# PASSAGE GIVEN
===============

We've already gone through a previous accelerator, done some fundraising (below series A) and have employees. Moving would be difficult for us since our key business is in fashion (we're in NYC) and also employees. As founders we're happy to go down to SF once in a while, but the remote option would suit us perfectly.
I'm just concerned if they're going to cut out later stage startups who have fundraising but re-launched or pivoted.
Can you let me know the timelines for the following,
1. When are we likely to have our interview?
2. When are we expected to kickstart our work?
We are currently working in a company. Answers to the above questions will help us to plan on quitting our regular job.
The main thing is to save money while you are working! It gives you freedom.
If your school policies are as flexible as mine (I was at CMU, which is awesome when it comes to leaves), definitely consider taking a semester off.
5 years down the line, it won't matter that much. So it's not the big battle you should be fighting.
This program sounds amazing. We took 30K from a good friend and they took some equity. Can we still apply? We would be willing to forfeit on the 12K
We hope accepted teams will still apply to YC (the timeline for that will be a little bit later than the normal application period.
If you aren't accepted to YCF, you're definitely welcome to apply to YC W16 with no penalty as well -- try to make good progress though in the interim period.
12k can easily pay off 2-3 months rent, server costs, marketing stuff, even a few flights. That's mental peace for 12 weeks to build something with 100% focus. That's an extremely high value priviledge.
This should make sense for a lot of startups.
12k is a small sum of money in SF. Assuming the founders don't want to live together in a studio, looking at >5k month in just rent. Other costs of living are also high. This leaves almost nothing for any actual start up costs.
Makes some sense if you're 22 and have no dependents, but 12k wouldn't be persuasive for a Bay Area founder with a family.
I've lived here for a while, and I wouldn't move here to do a startup today. Whatever marginal advantage there may have been to founding something here (and it was always small) has been more than consumed by the ridiculous costs. There's not even a recruiting advantage to locating here -- unemployment amongst software engineers in the SF bay area is like -150%. Every experienced engineer gets recruited on a daily basis, by startup companies that are basically indistinguishable. Startups here are increasingly hiring remote just to make it work (which seems like the worst of all worlds, really.)
Unless you're doing something where your customer base is in San Francisco (i.e. writing something for startups...or maybe tourism), you should definitely be somewhere else. Go where your customers are.
Other costs can be reduced as well.
I consider living in SF as an unnecessary luxury.
You're right. You can find studio and one bedroom apartments sub-$3K in places like Redwood City. The problem for starving founders is that landlords aren't going to lease to you when you can't show a sufficient, reliable income source (read: a real job) and sufficient credit score/history.
Best bet is to beg friends/family to look after to you (or to save up for living expenses) then chuck the $12k into the business idea where it is best used. I guess it is a test of resourcefulness, which one will definitely need to succeed in that game.
*That said it is $12k of strings-free money, and a very generous offer from a private company!
Now if the goal is to entice people making 6 figures at a tech job to quit their jobs and join this program, it probably isn't enough money. But maybe that isn't the goal?
> but as always we’ll consider solo founders too.

===============

(Items from a dataset)

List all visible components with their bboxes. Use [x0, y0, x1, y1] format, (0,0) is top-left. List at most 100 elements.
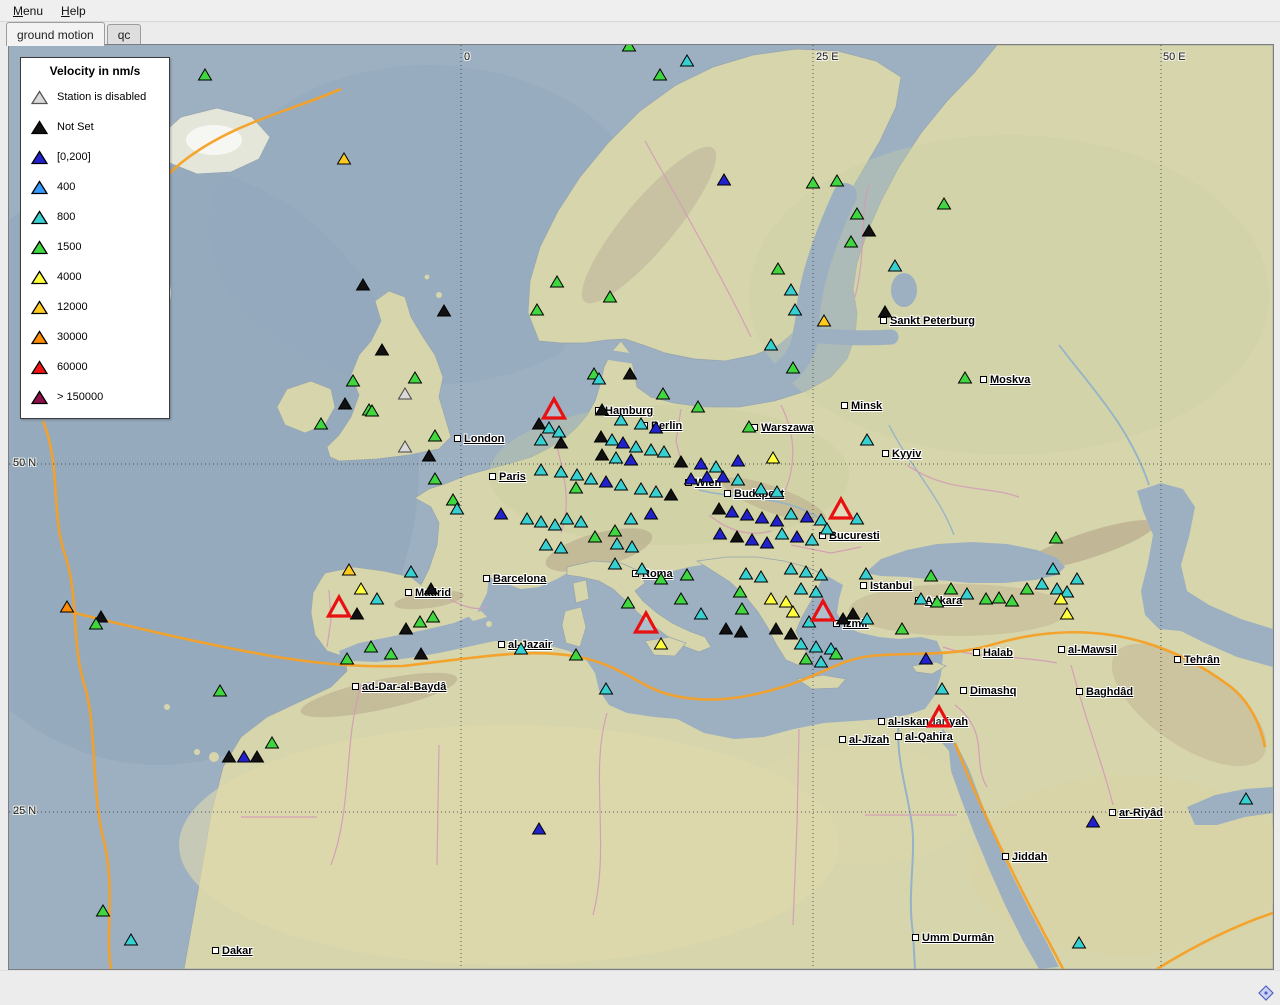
station-marker[interactable]	[266, 737, 279, 748]
menu-item-menu[interactable]: Menu	[4, 2, 52, 20]
station-marker[interactable]	[665, 489, 678, 500]
station-marker[interactable]	[355, 583, 368, 594]
station-marker[interactable]	[655, 573, 668, 584]
station-marker[interactable]	[409, 372, 422, 383]
station-marker[interactable]	[675, 593, 688, 604]
station-marker[interactable]	[726, 506, 739, 517]
station-marker[interactable]	[785, 563, 798, 574]
station-marker[interactable]	[810, 586, 823, 597]
station-marker[interactable]	[795, 583, 808, 594]
station-marker[interactable]	[1240, 793, 1253, 804]
alert-station-marker[interactable]	[329, 597, 350, 616]
station-marker[interactable]	[1061, 608, 1074, 619]
station-marker[interactable]	[710, 461, 723, 472]
station-marker[interactable]	[1036, 578, 1049, 589]
station-marker[interactable]	[347, 375, 360, 386]
station-marker[interactable]	[771, 486, 784, 497]
station-marker[interactable]	[351, 608, 364, 619]
station-marker[interactable]	[495, 508, 508, 519]
station-marker[interactable]	[847, 608, 860, 619]
station-marker[interactable]	[624, 368, 637, 379]
station-marker[interactable]	[357, 279, 370, 290]
station-marker[interactable]	[533, 418, 546, 429]
station-marker[interactable]	[1006, 595, 1019, 606]
station-marker[interactable]	[371, 593, 384, 604]
station-marker[interactable]	[785, 508, 798, 519]
station-marker[interactable]	[936, 683, 949, 694]
station-marker[interactable]	[720, 623, 733, 634]
station-marker[interactable]	[365, 641, 378, 652]
station-marker[interactable]	[755, 483, 768, 494]
station-marker[interactable]	[585, 473, 598, 484]
station-marker[interactable]	[732, 455, 745, 466]
station-marker[interactable]	[635, 483, 648, 494]
station-marker[interactable]	[589, 531, 602, 542]
station-marker[interactable]	[596, 404, 609, 415]
station-marker[interactable]	[630, 441, 643, 452]
station-marker[interactable]	[810, 641, 823, 652]
station-marker[interactable]	[734, 586, 747, 597]
station-marker[interactable]	[533, 823, 546, 834]
station-marker[interactable]	[743, 421, 756, 432]
station-marker[interactable]	[787, 362, 800, 373]
station-marker[interactable]	[731, 531, 744, 542]
station-marker[interactable]	[600, 476, 613, 487]
station-marker[interactable]	[570, 649, 583, 660]
station-marker[interactable]	[376, 344, 389, 355]
station-marker[interactable]	[575, 516, 588, 527]
station-marker[interactable]	[685, 473, 698, 484]
station-marker[interactable]	[861, 613, 874, 624]
station-marker[interactable]	[931, 596, 944, 607]
alert-station-marker[interactable]	[831, 499, 852, 518]
station-marker[interactable]	[851, 208, 864, 219]
station-marker[interactable]	[429, 473, 442, 484]
station-marker[interactable]	[681, 569, 694, 580]
station-marker[interactable]	[945, 583, 958, 594]
station-marker[interactable]	[889, 260, 902, 271]
station-marker[interactable]	[701, 471, 714, 482]
station-marker[interactable]	[251, 751, 264, 762]
station-marker[interactable]	[555, 437, 568, 448]
station-marker[interactable]	[615, 479, 628, 490]
station-marker[interactable]	[658, 446, 671, 457]
station-marker[interactable]	[341, 653, 354, 664]
station-marker[interactable]	[959, 372, 972, 383]
station-marker[interactable]	[801, 511, 814, 522]
station-marker[interactable]	[746, 534, 759, 545]
station-marker[interactable]	[570, 482, 583, 493]
station-marker[interactable]	[655, 638, 668, 649]
station-marker[interactable]	[993, 592, 1006, 603]
station-marker[interactable]	[626, 541, 639, 552]
station-marker[interactable]	[860, 568, 873, 579]
station-marker[interactable]	[223, 751, 236, 762]
station-marker[interactable]	[785, 284, 798, 295]
alert-station-marker[interactable]	[636, 613, 657, 632]
station-marker[interactable]	[315, 418, 328, 429]
station-marker[interactable]	[831, 175, 844, 186]
station-marker[interactable]	[400, 623, 413, 634]
station-marker[interactable]	[692, 401, 705, 412]
station-marker[interactable]	[815, 656, 828, 667]
station-marker[interactable]	[645, 444, 658, 455]
station-marker[interactable]	[717, 471, 730, 482]
station-marker[interactable]	[1073, 937, 1086, 948]
station-marker[interactable]	[780, 596, 793, 607]
station-marker[interactable]	[755, 571, 768, 582]
alert-station-marker[interactable]	[929, 707, 950, 726]
station-marker[interactable]	[595, 431, 608, 442]
station-marker[interactable]	[863, 225, 876, 236]
station-marker[interactable]	[214, 685, 227, 696]
station-marker[interactable]	[879, 306, 892, 317]
station-marker[interactable]	[785, 628, 798, 639]
station-marker[interactable]	[549, 519, 562, 530]
station-marker[interactable]	[732, 474, 745, 485]
station-marker[interactable]	[771, 515, 784, 526]
map-view[interactable]: LondonParisHamburgBerlinWarszawaMinskSan…	[8, 44, 1274, 970]
station-marker[interactable]	[571, 469, 584, 480]
tab-qc[interactable]: qc	[107, 24, 142, 46]
tab-ground-motion[interactable]: ground motion	[6, 22, 105, 46]
station-marker[interactable]	[617, 437, 630, 448]
station-marker[interactable]	[845, 236, 858, 247]
station-marker[interactable]	[741, 509, 754, 520]
station-marker[interactable]	[515, 643, 528, 654]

===============

# DIRECTIVES
a - In the discussion about startup funding, where does a commenter say studio and one-bedroom apartments can be found for under $3K?
b - Please continue the discussion about startup funding, picking up after its final quoted line.

# PER-TASK OUTPUTS
a - Redwood City.

b -
Please be extremely open minded about solo founders. I feel that is one consideration that hasn't been adapted with the changing tech landscape.
The real question is why you're even contemplating being a solo founder. Discounting you actually wanting to be solo (that's a whole different kettle of fish) the reason is probably because it's really hard to find a co-founder. Co-founder dating doesn't work, meetups have terrible SNR, etc.
It's an unfortunate (for the rest of the world, YC might disagree) fact that the best place to find a co-founder are places like Stanford. Elite US universities, which encourage entrepreneurship, where external factors align to create lots of liquidity around able co-founders.
So while I think something like the YC Fellowship is great, the team has missed the boat. The actual problem in very early stage startups is not money, but suitable co-founders.
(Of course I'm totally biased, since I run a startup program based on this concept in the UK .)
This is something I always worry about too. I have several really amazing people that I could partner with on a few different things but due to financial obligations there isn't anyway they'd be able to join full time unless there was an investment. So pitching as a solo always makes me nervous that I'll be immediately discounted even if I could bring in a partner shortly thereafter.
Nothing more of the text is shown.